Records from a collection of figures
--- --- ---

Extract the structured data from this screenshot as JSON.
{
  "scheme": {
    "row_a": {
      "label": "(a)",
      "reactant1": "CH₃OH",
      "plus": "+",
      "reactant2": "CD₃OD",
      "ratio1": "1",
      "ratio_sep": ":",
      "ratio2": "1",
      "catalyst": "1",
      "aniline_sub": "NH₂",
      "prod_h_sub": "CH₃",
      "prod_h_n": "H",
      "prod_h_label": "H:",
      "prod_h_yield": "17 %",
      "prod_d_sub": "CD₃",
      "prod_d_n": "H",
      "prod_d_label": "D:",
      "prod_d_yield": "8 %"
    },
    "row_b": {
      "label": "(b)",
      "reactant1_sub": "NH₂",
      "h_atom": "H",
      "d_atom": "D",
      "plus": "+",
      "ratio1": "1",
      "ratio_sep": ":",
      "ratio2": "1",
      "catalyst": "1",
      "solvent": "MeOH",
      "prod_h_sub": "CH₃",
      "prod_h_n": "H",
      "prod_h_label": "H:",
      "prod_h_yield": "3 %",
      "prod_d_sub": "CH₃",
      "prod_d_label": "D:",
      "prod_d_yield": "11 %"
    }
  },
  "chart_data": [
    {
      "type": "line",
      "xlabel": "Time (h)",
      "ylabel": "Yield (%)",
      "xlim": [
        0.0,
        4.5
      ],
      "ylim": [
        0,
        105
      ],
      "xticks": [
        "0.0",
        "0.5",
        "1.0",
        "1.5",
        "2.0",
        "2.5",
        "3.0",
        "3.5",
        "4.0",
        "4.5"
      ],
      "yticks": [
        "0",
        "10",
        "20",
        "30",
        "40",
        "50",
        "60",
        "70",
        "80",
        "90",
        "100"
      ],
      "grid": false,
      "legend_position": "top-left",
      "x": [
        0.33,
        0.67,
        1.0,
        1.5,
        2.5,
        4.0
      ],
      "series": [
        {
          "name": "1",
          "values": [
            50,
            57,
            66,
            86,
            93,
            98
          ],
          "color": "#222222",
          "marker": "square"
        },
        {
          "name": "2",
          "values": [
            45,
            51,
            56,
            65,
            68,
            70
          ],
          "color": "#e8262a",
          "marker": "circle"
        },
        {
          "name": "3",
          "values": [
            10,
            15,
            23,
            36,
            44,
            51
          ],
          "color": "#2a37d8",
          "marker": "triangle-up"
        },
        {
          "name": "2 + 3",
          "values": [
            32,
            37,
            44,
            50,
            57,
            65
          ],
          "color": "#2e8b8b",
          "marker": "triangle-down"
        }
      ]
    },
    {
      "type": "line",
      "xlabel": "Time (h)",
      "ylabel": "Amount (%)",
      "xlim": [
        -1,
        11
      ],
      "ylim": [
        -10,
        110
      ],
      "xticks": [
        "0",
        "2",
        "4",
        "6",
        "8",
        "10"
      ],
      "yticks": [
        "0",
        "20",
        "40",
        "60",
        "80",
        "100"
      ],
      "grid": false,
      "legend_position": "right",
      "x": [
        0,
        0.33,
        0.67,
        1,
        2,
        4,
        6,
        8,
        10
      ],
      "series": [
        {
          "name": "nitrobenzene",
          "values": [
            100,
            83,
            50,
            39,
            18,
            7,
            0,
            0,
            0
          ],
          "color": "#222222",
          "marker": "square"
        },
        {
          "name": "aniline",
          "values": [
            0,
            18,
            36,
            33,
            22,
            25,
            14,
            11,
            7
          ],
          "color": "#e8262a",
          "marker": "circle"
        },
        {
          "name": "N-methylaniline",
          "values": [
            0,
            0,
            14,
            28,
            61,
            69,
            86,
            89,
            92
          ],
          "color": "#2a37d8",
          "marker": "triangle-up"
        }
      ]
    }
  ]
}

--- --- ---

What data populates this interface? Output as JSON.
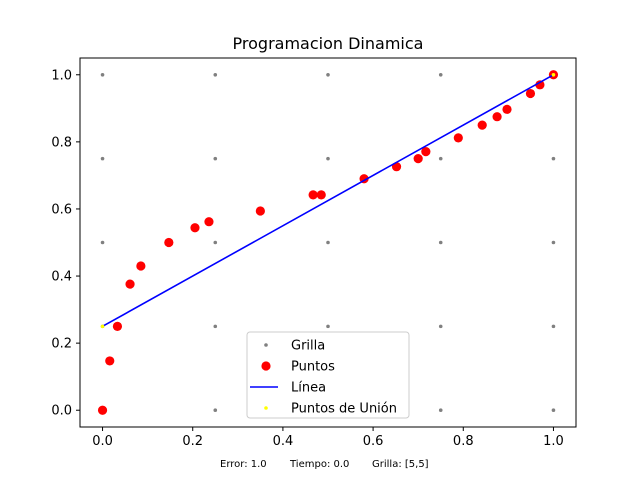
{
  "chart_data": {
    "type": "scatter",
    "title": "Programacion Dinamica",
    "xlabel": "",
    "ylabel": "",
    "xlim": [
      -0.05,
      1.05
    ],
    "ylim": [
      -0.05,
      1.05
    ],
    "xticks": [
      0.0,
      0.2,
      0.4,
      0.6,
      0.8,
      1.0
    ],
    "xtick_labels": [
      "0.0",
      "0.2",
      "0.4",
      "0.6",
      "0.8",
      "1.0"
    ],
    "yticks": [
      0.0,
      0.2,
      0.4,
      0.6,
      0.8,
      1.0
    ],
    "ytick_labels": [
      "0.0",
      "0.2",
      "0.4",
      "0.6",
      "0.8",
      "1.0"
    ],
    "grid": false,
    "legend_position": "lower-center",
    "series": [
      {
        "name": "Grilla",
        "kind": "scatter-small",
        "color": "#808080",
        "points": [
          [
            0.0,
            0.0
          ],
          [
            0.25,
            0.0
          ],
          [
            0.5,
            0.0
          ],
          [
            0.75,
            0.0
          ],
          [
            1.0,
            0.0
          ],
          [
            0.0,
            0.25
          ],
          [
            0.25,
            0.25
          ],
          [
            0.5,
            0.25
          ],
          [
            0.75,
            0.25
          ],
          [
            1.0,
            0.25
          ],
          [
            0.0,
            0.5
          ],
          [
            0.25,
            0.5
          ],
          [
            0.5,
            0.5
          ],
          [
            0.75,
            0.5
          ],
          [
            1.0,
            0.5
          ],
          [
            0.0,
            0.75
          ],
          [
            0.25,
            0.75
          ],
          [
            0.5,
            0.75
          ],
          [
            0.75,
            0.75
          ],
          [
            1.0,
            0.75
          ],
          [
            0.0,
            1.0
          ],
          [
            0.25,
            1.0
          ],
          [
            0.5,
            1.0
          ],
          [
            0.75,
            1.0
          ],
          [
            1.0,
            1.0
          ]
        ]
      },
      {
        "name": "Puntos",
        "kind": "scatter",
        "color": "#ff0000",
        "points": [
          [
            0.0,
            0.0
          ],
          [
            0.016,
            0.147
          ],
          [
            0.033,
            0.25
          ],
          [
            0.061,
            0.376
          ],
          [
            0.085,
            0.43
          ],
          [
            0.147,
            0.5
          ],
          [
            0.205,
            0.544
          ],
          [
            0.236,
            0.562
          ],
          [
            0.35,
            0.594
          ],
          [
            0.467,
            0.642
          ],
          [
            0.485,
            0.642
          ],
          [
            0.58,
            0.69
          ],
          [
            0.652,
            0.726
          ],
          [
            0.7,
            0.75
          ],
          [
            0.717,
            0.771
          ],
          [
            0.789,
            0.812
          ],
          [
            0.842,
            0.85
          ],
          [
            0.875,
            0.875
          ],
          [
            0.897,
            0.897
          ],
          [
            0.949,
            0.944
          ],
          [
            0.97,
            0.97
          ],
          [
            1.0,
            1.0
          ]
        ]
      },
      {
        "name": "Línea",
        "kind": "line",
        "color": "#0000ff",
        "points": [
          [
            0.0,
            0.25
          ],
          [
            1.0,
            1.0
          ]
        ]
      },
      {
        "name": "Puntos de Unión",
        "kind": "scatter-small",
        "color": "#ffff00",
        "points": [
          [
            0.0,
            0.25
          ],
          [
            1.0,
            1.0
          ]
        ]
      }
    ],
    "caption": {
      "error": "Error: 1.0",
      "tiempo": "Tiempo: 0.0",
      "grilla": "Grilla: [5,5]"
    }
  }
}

--- --- ---

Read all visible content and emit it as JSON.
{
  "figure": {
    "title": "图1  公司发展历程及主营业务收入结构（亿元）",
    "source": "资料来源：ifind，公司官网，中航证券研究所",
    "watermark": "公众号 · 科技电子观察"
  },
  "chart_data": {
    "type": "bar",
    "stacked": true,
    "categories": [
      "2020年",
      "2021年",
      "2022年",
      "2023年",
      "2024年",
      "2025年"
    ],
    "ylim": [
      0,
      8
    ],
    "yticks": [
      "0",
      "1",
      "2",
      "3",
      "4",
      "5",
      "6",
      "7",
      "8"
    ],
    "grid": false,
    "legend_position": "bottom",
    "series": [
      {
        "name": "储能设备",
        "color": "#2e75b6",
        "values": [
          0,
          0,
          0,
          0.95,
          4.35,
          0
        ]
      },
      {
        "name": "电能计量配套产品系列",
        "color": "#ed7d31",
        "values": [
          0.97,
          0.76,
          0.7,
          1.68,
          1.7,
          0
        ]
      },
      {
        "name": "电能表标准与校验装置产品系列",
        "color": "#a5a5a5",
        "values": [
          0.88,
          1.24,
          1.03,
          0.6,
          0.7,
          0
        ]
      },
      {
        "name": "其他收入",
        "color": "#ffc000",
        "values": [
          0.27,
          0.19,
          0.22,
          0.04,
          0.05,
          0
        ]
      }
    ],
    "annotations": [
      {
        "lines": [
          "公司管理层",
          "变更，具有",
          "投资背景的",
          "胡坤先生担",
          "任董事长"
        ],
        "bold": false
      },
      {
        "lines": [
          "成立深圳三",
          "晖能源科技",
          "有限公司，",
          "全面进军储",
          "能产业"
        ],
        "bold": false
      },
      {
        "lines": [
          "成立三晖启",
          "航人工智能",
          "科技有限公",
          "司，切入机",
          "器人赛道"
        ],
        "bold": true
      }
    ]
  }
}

--- --- ---

# Exercise:
Copy every line of the records above that holds the word "this".

# Written response:
Extract the structured data from this screenshot as JSON.
What data populates this interface? Output as JSON.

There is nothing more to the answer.